Stated problem: Retype the records below exactly as they appear, but leave out any pictures.
## begin Records shown
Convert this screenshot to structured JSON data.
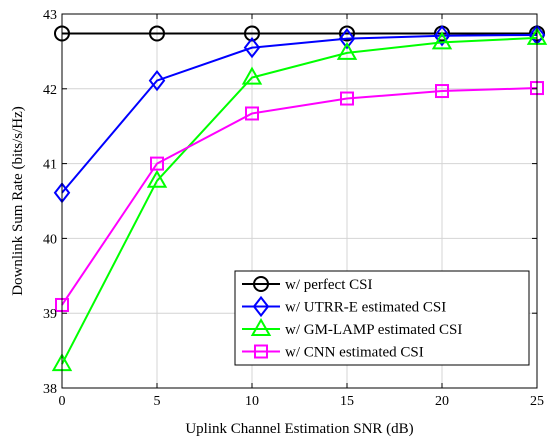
{
  "chart_data": {
    "type": "line",
    "xlabel": "Uplink Channel Estimation SNR (dB)",
    "ylabel": "Downlink Sum Rate (bits/s/Hz)",
    "xlim": [
      0,
      25
    ],
    "ylim": [
      38,
      43
    ],
    "xticks": [
      0,
      5,
      10,
      15,
      20,
      25
    ],
    "yticks": [
      38,
      39,
      40,
      41,
      42,
      43
    ],
    "grid": true,
    "legend_position": "bottom-right",
    "x": [
      0,
      5,
      10,
      15,
      20,
      25
    ],
    "series": [
      {
        "name": "w/ perfect CSI",
        "color": "#000000",
        "marker": "circle",
        "values": [
          42.74,
          42.74,
          42.74,
          42.74,
          42.74,
          42.74
        ]
      },
      {
        "name": "w/ UTRR-E estimated CSI",
        "color": "#0000ff",
        "marker": "diamond",
        "values": [
          40.61,
          42.11,
          42.55,
          42.67,
          42.71,
          42.72
        ]
      },
      {
        "name": "w/ GM-LAMP estimated CSI",
        "color": "#00ff00",
        "marker": "triangle",
        "values": [
          38.32,
          40.77,
          42.15,
          42.48,
          42.62,
          42.68
        ]
      },
      {
        "name": "w/ CNN estimated CSI",
        "color": "#ff00ff",
        "marker": "square",
        "values": [
          39.11,
          41.0,
          41.67,
          41.87,
          41.97,
          42.01
        ]
      }
    ]
  }
}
## end Records shown
Solution to the problem:
Convert this screenshot to structured JSON data.
{
  "chart_data": {
    "type": "line",
    "xlabel": "Uplink Channel Estimation SNR (dB)",
    "ylabel": "Downlink Sum Rate (bits/s/Hz)",
    "xlim": [
      0,
      25
    ],
    "ylim": [
      38,
      43
    ],
    "xticks": [
      0,
      5,
      10,
      15,
      20,
      25
    ],
    "yticks": [
      38,
      39,
      40,
      41,
      42,
      43
    ],
    "grid": true,
    "legend_position": "bottom-right",
    "x": [
      0,
      5,
      10,
      15,
      20,
      25
    ],
    "series": [
      {
        "name": "w/ perfect CSI",
        "color": "#000000",
        "marker": "circle",
        "values": [
          42.74,
          42.74,
          42.74,
          42.74,
          42.74,
          42.74
        ]
      },
      {
        "name": "w/ UTRR-E estimated CSI",
        "color": "#0000ff",
        "marker": "diamond",
        "values": [
          40.61,
          42.11,
          42.55,
          42.67,
          42.71,
          42.72
        ]
      },
      {
        "name": "w/ GM-LAMP estimated CSI",
        "color": "#00ff00",
        "marker": "triangle",
        "values": [
          38.32,
          40.77,
          42.15,
          42.48,
          42.62,
          42.68
        ]
      },
      {
        "name": "w/ CNN estimated CSI",
        "color": "#ff00ff",
        "marker": "square",
        "values": [
          39.11,
          41.0,
          41.67,
          41.87,
          41.97,
          42.01
        ]
      }
    ]
  }
}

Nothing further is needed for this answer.